[REQUIRED TASK]: Your task is to copy every line of the records below that contains "damage".

___ INPUT ROWS

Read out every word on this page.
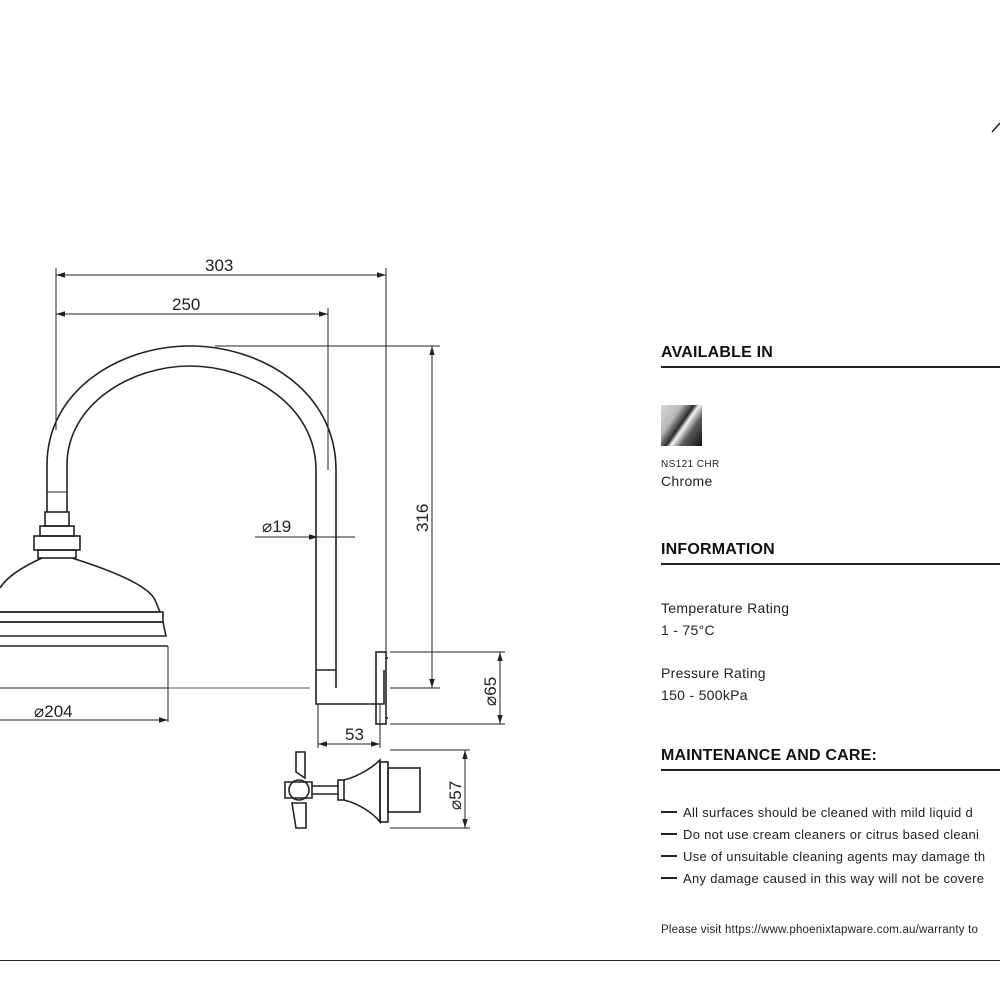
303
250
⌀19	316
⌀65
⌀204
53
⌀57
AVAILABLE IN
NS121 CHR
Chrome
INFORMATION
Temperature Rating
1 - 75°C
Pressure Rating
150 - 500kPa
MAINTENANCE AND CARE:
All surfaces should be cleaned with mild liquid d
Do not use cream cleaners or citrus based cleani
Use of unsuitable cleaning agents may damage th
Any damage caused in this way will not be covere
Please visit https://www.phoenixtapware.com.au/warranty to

______
___ INPUT ROWS

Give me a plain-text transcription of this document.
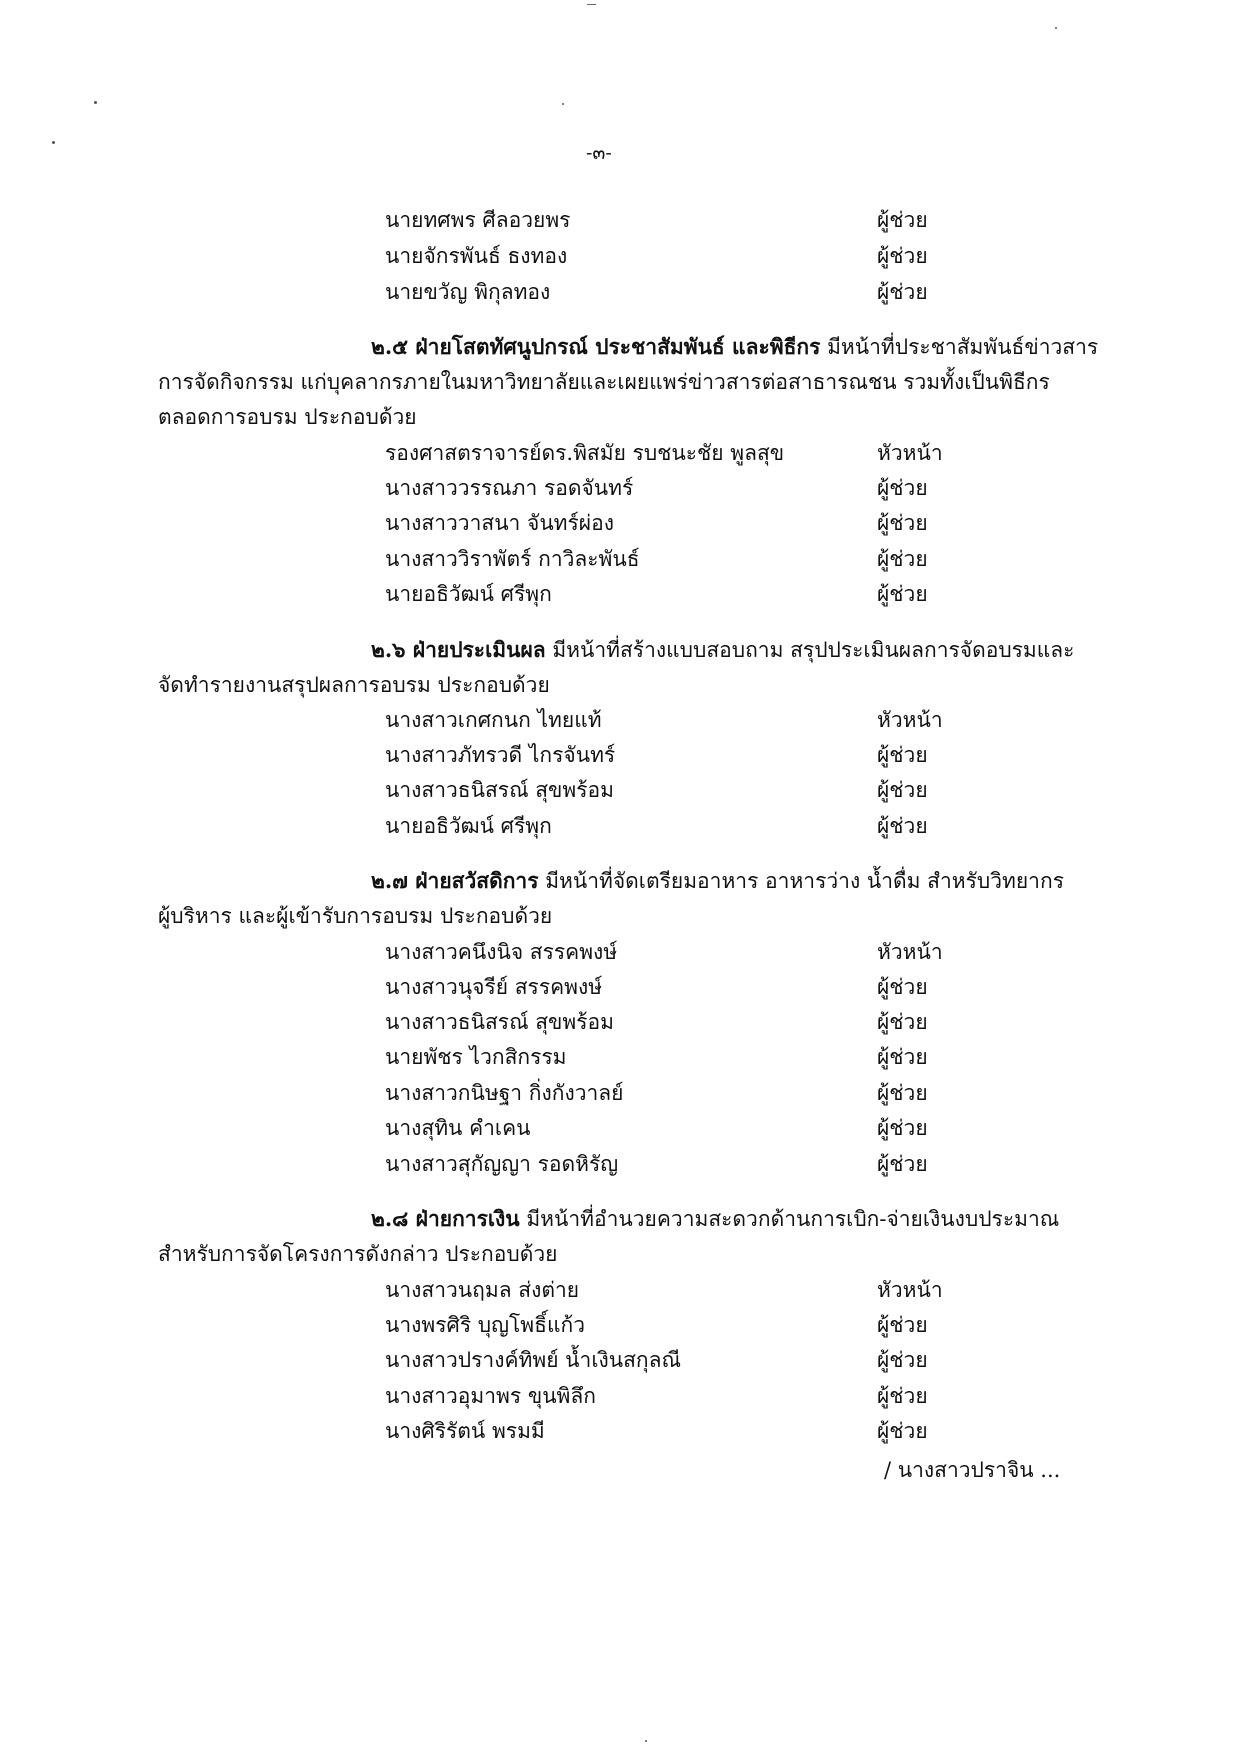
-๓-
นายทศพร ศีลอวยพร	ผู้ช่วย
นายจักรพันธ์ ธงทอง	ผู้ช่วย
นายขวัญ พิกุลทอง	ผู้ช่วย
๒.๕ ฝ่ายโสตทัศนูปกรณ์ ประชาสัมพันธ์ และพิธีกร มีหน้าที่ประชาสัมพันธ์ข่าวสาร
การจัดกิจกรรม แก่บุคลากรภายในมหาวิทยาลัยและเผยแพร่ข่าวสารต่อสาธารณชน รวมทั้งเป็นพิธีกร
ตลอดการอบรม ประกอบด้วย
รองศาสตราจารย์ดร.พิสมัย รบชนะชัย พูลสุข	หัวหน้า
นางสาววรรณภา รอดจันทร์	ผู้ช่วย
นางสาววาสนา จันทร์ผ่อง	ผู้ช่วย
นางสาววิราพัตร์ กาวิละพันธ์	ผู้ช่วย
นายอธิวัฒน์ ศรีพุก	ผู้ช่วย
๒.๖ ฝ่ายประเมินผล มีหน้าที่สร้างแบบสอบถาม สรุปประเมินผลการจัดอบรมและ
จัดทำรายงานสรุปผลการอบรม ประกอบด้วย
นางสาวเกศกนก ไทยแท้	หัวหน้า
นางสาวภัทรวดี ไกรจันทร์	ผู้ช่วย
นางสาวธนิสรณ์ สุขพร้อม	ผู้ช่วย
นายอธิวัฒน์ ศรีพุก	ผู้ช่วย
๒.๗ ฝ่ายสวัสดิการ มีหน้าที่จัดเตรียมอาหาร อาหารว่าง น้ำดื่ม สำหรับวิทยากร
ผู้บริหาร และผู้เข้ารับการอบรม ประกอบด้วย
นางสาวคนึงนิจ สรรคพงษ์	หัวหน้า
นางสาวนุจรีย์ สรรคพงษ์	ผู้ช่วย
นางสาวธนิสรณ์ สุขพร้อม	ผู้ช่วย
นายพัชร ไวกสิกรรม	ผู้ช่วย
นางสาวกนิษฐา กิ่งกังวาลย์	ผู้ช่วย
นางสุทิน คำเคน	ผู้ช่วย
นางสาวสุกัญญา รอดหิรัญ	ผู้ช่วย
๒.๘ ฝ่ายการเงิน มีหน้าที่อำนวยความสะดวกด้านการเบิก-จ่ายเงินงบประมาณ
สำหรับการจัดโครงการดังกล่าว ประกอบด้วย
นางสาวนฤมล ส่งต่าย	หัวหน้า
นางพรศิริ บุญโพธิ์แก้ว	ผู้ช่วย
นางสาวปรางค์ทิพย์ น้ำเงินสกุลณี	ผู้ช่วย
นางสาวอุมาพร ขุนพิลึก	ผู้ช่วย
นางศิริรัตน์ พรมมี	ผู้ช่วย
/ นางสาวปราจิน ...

______

[ANSWER]:
Use of unsuitable cleaning agents may damage th
Any damage caused in this way will not be covere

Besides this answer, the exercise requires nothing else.